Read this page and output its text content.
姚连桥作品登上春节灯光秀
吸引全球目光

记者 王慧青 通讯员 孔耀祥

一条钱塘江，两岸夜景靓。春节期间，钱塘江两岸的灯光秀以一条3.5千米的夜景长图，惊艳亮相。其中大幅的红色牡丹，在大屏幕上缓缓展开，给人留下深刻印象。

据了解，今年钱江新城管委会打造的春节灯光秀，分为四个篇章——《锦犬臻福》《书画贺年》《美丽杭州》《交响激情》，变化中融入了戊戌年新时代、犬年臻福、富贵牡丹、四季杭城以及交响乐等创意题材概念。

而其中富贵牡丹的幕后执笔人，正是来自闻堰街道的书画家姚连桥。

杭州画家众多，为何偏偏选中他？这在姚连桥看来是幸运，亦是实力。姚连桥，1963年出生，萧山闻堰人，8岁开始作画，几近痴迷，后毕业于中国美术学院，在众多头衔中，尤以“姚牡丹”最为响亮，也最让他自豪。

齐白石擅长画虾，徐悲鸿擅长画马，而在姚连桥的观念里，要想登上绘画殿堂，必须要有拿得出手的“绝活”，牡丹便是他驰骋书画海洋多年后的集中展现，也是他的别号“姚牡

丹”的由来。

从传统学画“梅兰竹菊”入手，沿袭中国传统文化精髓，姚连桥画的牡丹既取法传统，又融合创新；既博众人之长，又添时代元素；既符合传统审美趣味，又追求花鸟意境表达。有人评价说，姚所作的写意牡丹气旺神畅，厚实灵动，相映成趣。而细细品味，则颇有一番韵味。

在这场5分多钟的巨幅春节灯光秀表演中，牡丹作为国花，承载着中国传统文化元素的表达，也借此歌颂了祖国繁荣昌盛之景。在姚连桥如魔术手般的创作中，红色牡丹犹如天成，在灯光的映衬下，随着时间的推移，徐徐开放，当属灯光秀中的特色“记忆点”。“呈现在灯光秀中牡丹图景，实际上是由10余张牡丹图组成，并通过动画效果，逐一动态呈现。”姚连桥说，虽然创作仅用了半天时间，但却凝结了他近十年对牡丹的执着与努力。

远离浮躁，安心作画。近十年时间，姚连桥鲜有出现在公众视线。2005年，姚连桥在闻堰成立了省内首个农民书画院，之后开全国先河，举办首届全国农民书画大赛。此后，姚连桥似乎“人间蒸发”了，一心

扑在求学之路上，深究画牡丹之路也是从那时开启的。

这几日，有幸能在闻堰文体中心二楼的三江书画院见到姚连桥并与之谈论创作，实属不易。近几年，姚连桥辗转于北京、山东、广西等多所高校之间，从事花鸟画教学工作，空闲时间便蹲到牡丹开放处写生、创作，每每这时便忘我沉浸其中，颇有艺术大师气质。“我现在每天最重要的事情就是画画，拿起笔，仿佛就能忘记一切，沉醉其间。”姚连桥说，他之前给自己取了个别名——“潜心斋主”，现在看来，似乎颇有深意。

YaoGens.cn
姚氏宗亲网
============================================================
Task requirements: Filter the records above for "姚连桥说" and copy every matching line.

Response for this exercise:
在这场5分多钟的巨幅春节灯光秀表演中，牡丹作为国花，承载着中国传统文化元素的表达，也借此歌颂了祖国繁荣昌盛之景。在姚连桥如魔术手般的创作中，红色牡丹犹如天成，在灯光的映衬下，随着时间的推移，徐徐开放，当属灯光秀中的特色“记忆点”。“呈现在灯光秀中牡丹图景，实际上是由10余张牡丹图组成，并通过动画效果，逐一动态呈现。”姚连桥说，虽然创作仅用了半天时间，但却凝结了他近十年对牡丹的执着与努力。
这几日，有幸能在闻堰文体中心二楼的三江书画院见到姚连桥并与之谈论创作，实属不易。近几年，姚连桥辗转于北京、山东、广西等多所高校之间，从事花鸟画教学工作，空闲时间便蹲到牡丹开放处写生、创作，每每这时便忘我沉浸其中，颇有艺术大师气质。“我现在每天最重要的事情就是画画，拿起笔，仿佛就能忘记一切，沉醉其间。”姚连桥说，他之前给自己取了个别名——“潜心斋主”，现在看来，似乎颇有深意。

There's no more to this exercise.